• [What you should do]:
Convert every line of the entries below into a Markdown table with two columns, Row and Entry text. Number the rows in order and leave out blank lines.

┄┄┄┄┄┄┄┄┄┄┄┄┄┄┄┄┄┄┄┄

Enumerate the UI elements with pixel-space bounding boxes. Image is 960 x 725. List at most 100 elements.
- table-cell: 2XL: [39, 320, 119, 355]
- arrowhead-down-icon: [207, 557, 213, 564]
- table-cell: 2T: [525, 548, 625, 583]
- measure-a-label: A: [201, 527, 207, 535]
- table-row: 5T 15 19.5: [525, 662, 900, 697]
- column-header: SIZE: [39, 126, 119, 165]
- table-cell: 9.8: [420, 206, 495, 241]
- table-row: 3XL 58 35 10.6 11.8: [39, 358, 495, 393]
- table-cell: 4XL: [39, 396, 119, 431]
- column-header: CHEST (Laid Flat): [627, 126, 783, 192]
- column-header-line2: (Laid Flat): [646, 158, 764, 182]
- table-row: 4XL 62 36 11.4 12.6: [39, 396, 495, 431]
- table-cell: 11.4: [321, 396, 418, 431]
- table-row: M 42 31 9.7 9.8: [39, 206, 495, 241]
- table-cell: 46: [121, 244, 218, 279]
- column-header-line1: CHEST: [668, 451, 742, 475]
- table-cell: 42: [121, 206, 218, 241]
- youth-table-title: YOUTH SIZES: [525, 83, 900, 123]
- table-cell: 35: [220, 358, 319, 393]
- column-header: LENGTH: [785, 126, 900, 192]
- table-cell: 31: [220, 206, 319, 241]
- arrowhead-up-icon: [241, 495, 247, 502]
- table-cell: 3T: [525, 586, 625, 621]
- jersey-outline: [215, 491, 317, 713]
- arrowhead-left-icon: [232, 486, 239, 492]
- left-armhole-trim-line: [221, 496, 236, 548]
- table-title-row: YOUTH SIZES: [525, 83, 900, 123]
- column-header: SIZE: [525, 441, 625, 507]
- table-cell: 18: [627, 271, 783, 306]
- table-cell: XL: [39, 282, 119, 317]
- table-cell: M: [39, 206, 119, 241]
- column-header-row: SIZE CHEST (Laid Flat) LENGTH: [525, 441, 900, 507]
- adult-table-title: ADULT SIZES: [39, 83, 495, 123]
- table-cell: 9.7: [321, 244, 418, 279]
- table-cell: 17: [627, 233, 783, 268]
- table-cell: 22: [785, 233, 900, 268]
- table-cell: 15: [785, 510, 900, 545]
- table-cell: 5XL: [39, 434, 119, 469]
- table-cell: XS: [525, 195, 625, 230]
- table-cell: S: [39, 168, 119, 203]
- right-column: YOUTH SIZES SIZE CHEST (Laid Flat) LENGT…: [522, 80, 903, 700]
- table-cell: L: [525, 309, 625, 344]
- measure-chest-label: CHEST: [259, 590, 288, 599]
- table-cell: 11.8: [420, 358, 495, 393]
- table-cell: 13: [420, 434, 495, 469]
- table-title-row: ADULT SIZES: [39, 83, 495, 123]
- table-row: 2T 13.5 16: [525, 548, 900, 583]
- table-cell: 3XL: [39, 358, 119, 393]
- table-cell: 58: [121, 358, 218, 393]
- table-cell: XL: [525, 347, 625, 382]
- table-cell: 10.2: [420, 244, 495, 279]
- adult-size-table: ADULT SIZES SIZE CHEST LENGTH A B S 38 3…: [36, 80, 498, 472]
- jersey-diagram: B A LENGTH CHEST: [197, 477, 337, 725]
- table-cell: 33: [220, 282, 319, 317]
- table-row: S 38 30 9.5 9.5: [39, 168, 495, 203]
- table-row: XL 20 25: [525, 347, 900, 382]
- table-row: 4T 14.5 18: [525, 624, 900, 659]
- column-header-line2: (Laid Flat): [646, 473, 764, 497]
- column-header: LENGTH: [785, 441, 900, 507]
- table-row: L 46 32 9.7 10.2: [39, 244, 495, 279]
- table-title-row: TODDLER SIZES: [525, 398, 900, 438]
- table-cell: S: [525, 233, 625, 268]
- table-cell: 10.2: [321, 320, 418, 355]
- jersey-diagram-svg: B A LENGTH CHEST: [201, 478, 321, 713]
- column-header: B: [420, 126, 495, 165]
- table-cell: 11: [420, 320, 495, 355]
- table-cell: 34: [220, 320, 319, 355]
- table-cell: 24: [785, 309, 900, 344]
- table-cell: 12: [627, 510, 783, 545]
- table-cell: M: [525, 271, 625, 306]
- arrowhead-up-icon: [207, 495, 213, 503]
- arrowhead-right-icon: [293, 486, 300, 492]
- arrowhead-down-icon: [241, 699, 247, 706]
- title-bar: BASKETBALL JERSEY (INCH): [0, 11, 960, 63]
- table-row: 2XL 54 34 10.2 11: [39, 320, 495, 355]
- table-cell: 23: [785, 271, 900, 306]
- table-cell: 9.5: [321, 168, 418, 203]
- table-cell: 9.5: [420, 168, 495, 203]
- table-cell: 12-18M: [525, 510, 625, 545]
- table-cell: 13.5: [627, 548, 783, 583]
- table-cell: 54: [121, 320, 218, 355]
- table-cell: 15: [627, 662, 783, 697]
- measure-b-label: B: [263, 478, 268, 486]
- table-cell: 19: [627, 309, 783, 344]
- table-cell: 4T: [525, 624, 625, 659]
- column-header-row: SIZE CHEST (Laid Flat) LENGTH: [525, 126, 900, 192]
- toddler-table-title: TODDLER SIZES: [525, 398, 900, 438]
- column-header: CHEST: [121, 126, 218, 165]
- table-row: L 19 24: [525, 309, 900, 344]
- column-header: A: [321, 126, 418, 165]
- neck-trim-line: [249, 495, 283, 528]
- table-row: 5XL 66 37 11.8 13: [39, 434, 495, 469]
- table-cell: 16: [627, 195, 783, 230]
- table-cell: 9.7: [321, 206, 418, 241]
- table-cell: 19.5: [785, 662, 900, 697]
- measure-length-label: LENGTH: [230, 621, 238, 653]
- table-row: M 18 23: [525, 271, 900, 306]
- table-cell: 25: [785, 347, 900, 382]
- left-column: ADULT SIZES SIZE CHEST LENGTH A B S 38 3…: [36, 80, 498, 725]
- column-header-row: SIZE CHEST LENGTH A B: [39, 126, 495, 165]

┄┄┄┄┄┄┄┄┄┄┄┄┄┄┄┄┄┄┄┄

• [Solution for this problem]:
| Row | Entry text |
|---|---|
| 1 | Enumerate the UI elements with pixel-space bounding boxes. Image is 960 x 725. List at most 100 elements. |
| 2 | - table-cell: 2XL: [39, 320, 119, 355] |
| 3 | - arrowhead-down-icon: [207, 557, 213, 564] |
| 4 | - table-cell: 2T: [525, 548, 625, 583] |
| 5 | - measure-a-label: A: [201, 527, 207, 535] |
| 6 | - table-row: 5T 15 19.5: [525, 662, 900, 697] |
| 7 | - column-header: SIZE: [39, 126, 119, 165] |
| 8 | - table-cell: 9.8: [420, 206, 495, 241] |
| 9 | - table-row: 3XL 58 35 10.6 11.8: [39, 358, 495, 393] |
| 10 | - table-cell: 4XL: [39, 396, 119, 431] |
| 11 | - column-header: CHEST (Laid Flat): [627, 126, 783, 192] |
| 12 | - column-header-line2: (Laid Flat): [646, 158, 764, 182] |
| 13 | - table-row: 4XL 62 36 11.4 12.6: [39, 396, 495, 431] |
| 14 | - table-cell: 11.4: [321, 396, 418, 431] |
| 15 | - table-row: M 42 31 9.7 9.8: [39, 206, 495, 241] |
| 16 | - table-cell: 46: [121, 244, 218, 279] |
| 17 | - column-header-line1: CHEST: [668, 451, 742, 475] |
| 18 | - table-cell: 42: [121, 206, 218, 241] |
| 19 | - youth-table-title: YOUTH SIZES: [525, 83, 900, 123] |
| 20 | - table-cell: 35: [220, 358, 319, 393] |
| 21 | - column-header: LENGTH: [785, 126, 900, 192] |
| 22 | - table-cell: 31: [220, 206, 319, 241] |
| 23 | - arrowhead-up-icon: [241, 495, 247, 502] |
| 24 | - table-cell: 3T: [525, 586, 625, 621] |
| 25 | - jersey-outline: [215, 491, 317, 713] |
| 26 | - arrowhead-left-icon: [232, 486, 239, 492] |
| 27 | - left-armhole-trim-line: [221, 496, 236, 548] |
| 28 | - table-title-row: YOUTH SIZES: [525, 83, 900, 123] |
| 29 | - column-header: SIZE: [525, 441, 625, 507] |
| 30 | - table-cell: 18: [627, 271, 783, 306] |
| 31 | - table-cell: XL: [39, 282, 119, 317] |
| 32 | - table-cell: M: [39, 206, 119, 241] |
| 33 | - column-header-row: SIZE CHEST (Laid Flat) LENGTH: [525, 441, 900, 507] |
| 34 | - adult-table-title: ADULT SIZES: [39, 83, 495, 123] |
| 35 | - table-cell: 9.7: [321, 244, 418, 279] |
| 36 | - table-cell: 17: [627, 233, 783, 268] |
| 37 | - table-cell: 22: [785, 233, 900, 268] |
| 38 | - table-cell: 15: [785, 510, 900, 545] |
| 39 | - table-cell: 5XL: [39, 434, 119, 469] |
| 40 | - table-cell: XS: [525, 195, 625, 230] |
| 41 | - table-cell: S: [39, 168, 119, 203] |
| 42 | - right-column: YOUTH SIZES SIZE CHEST (Laid Flat) LENGT…: [522, 80, 903, 700] |
| 43 | - table-cell: L: [525, 309, 625, 344] |
| 44 | - measure-chest-label: CHEST: [259, 590, 288, 599] |
| 45 | - table-cell: 11.8: [420, 358, 495, 393] |
| 46 | - table-cell: 13: [420, 434, 495, 469] |
| 47 | - table-title-row: ADULT SIZES: [39, 83, 495, 123] |
| 48 | - table-row: 2T 13.5 16: [525, 548, 900, 583] |
| 49 | - table-cell: 3XL: [39, 358, 119, 393] |
| 50 | - table-cell: 58: [121, 358, 218, 393] |
| 51 | - table-cell: XL: [525, 347, 625, 382] |
| 52 | - table-cell: 10.2: [420, 244, 495, 279] |
| 53 | - adult-size-table: ADULT SIZES SIZE CHEST LENGTH A B S 38 3…: [36, 80, 498, 472] |
| 54 | - jersey-diagram: B A LENGTH CHEST: [197, 477, 337, 725] |
| 55 | - table-cell: 33: [220, 282, 319, 317] |
| 56 | - table-row: S 38 30 9.5 9.5: [39, 168, 495, 203] |
| 57 | - table-row: XL 20 25: [525, 347, 900, 382] |
| 58 | - table-row: 4T 14.5 18: [525, 624, 900, 659] |
| 59 | - column-header-line2: (Laid Flat): [646, 473, 764, 497] |
| 60 | - column-header: LENGTH: [785, 441, 900, 507] |
| 61 | - table-row: L 46 32 9.7 10.2: [39, 244, 495, 279] |
| 62 | - table-title-row: TODDLER SIZES: [525, 398, 900, 438] |
| 63 | - table-cell: S: [525, 233, 625, 268] |
| 64 | - table-cell: 10.2: [321, 320, 418, 355] |
| 65 | - jersey-diagram-svg: B A LENGTH CHEST: [201, 478, 321, 713] |
| 66 | - column-header: B: [420, 126, 495, 165] |
| 67 | - table-cell: 11: [420, 320, 495, 355] |
| 68 | - table-cell: 34: [220, 320, 319, 355] |
| 69 | - table-cell: 24: [785, 309, 900, 344] |
| 70 | - table-cell: 12: [627, 510, 783, 545] |
| 71 | - table-cell: M: [525, 271, 625, 306] |
| 72 | - arrowhead-up-icon: [207, 495, 213, 503] |
| 73 | - arrowhead-right-icon: [293, 486, 300, 492] |
| 74 | - arrowhead-down-icon: [241, 699, 247, 706] |
| 75 | - title-bar: BASKETBALL JERSEY (INCH): [0, 11, 960, 63] |
| 76 | - table-row: 2XL 54 34 10.2 11: [39, 320, 495, 355] |
| 77 | - table-cell: 23: [785, 271, 900, 306] |
| 78 | - table-cell: 9.5: [321, 168, 418, 203] |
| 79 | - table-cell: 9.5: [420, 168, 495, 203] |
| 80 | - table-cell: 12-18M: [525, 510, 625, 545] |
| 81 | - table-cell: 13.5: [627, 548, 783, 583] |
| 82 | - table-cell: 54: [121, 320, 218, 355] |
| 83 | - table-cell: 15: [627, 662, 783, 697] |
| 84 | - measure-b-label: B: [263, 478, 268, 486] |
| 85 | - table-cell: 19: [627, 309, 783, 344] |
| 86 | - table-cell: 4T: [525, 624, 625, 659] |
| 87 | - column-header-row: SIZE CHEST (Laid Flat) LENGTH: [525, 126, 900, 192] |
| 88 | - toddler-table-title: TODDLER SIZES: [525, 398, 900, 438] |
| 89 | - column-header: CHEST: [121, 126, 218, 165] |
| 90 | - table-row: L 19 24: [525, 309, 900, 344] |
| 91 | - column-header: A: [321, 126, 418, 165] |
| 92 | - neck-trim-line: [249, 495, 283, 528] |
| 93 | - table-row: 5XL 66 37 11.8 13: [39, 434, 495, 469] |
| 94 | - table-cell: 16: [627, 195, 783, 230] |
| 95 | - table-cell: 9.7: [321, 206, 418, 241] |
| 96 | - table-cell: 19.5: [785, 662, 900, 697] |
| 97 | - measure-length-label: LENGTH: [230, 621, 238, 653] |
| 98 | - table-row: M 18 23: [525, 271, 900, 306] |
| 99 | - table-cell: 25: [785, 347, 900, 382] |
| 100 | - left-column: ADULT SIZES SIZE CHEST LENGTH A B S 38 3…: [36, 80, 498, 725] |
| 101 | - column-header-row: SIZE CHEST LENGTH A B: [39, 126, 495, 165] |